- _Exercise directions_
Find each line with "城乡社区规划与管理" and copy it.

- _Data supplied_
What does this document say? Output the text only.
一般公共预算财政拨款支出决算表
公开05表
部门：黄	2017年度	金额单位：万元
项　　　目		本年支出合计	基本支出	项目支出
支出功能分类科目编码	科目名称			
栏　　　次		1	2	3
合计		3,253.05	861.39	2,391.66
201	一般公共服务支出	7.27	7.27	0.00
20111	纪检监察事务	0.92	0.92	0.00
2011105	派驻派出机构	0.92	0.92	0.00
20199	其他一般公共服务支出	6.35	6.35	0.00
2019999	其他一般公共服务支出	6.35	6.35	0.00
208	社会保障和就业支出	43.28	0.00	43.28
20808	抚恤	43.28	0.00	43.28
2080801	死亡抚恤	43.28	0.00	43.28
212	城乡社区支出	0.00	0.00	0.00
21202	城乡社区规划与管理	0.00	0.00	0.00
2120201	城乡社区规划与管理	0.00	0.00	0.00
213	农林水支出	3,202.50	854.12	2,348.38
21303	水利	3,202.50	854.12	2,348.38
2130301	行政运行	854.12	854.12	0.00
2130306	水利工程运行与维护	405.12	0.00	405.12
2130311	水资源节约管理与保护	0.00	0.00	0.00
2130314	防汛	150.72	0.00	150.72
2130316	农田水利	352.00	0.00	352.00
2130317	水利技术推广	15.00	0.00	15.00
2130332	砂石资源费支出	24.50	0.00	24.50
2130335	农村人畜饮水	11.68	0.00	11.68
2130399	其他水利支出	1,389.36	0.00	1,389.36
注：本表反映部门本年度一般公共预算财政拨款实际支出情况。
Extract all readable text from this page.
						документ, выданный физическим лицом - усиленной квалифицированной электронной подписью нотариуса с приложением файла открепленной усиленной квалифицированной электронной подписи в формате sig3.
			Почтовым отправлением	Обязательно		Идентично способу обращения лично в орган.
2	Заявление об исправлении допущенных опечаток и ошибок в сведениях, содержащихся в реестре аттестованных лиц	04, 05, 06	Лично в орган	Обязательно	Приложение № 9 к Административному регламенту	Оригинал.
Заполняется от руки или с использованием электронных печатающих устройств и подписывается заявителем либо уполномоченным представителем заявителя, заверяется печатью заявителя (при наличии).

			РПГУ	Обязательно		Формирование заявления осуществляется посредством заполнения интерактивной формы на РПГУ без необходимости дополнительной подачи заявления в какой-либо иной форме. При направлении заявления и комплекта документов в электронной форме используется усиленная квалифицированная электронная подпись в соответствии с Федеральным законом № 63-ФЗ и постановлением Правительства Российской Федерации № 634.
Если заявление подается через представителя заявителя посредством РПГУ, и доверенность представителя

- _Written answer_
21202	城乡社区规划与管理	0.00	0.00	0.00
2120201	城乡社区规划与管理	0.00	0.00	0.00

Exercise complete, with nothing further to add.